(begin)
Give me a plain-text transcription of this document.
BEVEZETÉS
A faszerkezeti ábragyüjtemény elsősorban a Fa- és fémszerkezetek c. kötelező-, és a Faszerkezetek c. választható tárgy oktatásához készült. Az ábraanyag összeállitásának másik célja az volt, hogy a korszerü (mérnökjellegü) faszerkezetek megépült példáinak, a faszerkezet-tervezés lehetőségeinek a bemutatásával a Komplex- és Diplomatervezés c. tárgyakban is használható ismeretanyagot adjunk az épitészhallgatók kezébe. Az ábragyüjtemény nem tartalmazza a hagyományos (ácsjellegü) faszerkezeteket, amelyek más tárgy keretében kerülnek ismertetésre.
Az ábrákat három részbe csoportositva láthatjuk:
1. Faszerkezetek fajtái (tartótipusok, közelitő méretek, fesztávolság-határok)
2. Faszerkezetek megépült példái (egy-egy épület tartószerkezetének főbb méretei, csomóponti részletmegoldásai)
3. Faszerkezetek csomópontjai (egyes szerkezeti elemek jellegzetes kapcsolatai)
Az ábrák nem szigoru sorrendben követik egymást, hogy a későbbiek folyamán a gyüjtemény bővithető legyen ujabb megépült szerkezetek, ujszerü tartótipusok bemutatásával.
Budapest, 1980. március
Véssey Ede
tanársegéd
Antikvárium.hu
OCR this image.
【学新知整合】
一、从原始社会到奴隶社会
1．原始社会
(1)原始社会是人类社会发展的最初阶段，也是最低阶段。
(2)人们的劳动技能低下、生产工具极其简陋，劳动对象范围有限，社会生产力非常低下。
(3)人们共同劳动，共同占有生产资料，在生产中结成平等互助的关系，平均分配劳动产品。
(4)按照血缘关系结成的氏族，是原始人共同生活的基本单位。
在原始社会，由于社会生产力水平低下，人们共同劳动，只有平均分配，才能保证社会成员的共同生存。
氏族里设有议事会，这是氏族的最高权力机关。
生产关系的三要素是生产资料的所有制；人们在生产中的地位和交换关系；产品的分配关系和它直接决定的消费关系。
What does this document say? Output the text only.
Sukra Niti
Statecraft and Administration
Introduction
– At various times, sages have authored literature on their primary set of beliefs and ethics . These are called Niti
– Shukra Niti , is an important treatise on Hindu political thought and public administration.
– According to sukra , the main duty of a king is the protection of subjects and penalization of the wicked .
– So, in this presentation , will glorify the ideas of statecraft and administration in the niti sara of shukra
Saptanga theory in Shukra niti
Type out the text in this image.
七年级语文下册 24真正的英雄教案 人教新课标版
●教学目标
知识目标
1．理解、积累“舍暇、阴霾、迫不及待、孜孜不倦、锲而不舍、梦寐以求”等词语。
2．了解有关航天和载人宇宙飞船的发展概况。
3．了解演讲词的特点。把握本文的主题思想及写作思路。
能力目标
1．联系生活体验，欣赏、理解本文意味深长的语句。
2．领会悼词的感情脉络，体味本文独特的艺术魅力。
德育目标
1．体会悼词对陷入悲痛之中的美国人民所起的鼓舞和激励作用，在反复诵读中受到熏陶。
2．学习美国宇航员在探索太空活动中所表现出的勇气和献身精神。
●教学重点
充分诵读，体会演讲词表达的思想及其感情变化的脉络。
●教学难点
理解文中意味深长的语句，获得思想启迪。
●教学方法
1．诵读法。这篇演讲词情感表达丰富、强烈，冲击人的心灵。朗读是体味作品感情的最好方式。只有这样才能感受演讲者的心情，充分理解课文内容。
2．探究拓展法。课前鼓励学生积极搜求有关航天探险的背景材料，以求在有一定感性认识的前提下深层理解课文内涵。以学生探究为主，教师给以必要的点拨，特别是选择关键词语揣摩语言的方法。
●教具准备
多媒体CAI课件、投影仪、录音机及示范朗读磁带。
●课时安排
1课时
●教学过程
(end)
_Given problem_.
The lines above form a set of records; determine how many of them contain the string "this" and give that number alone.

_The result_.
5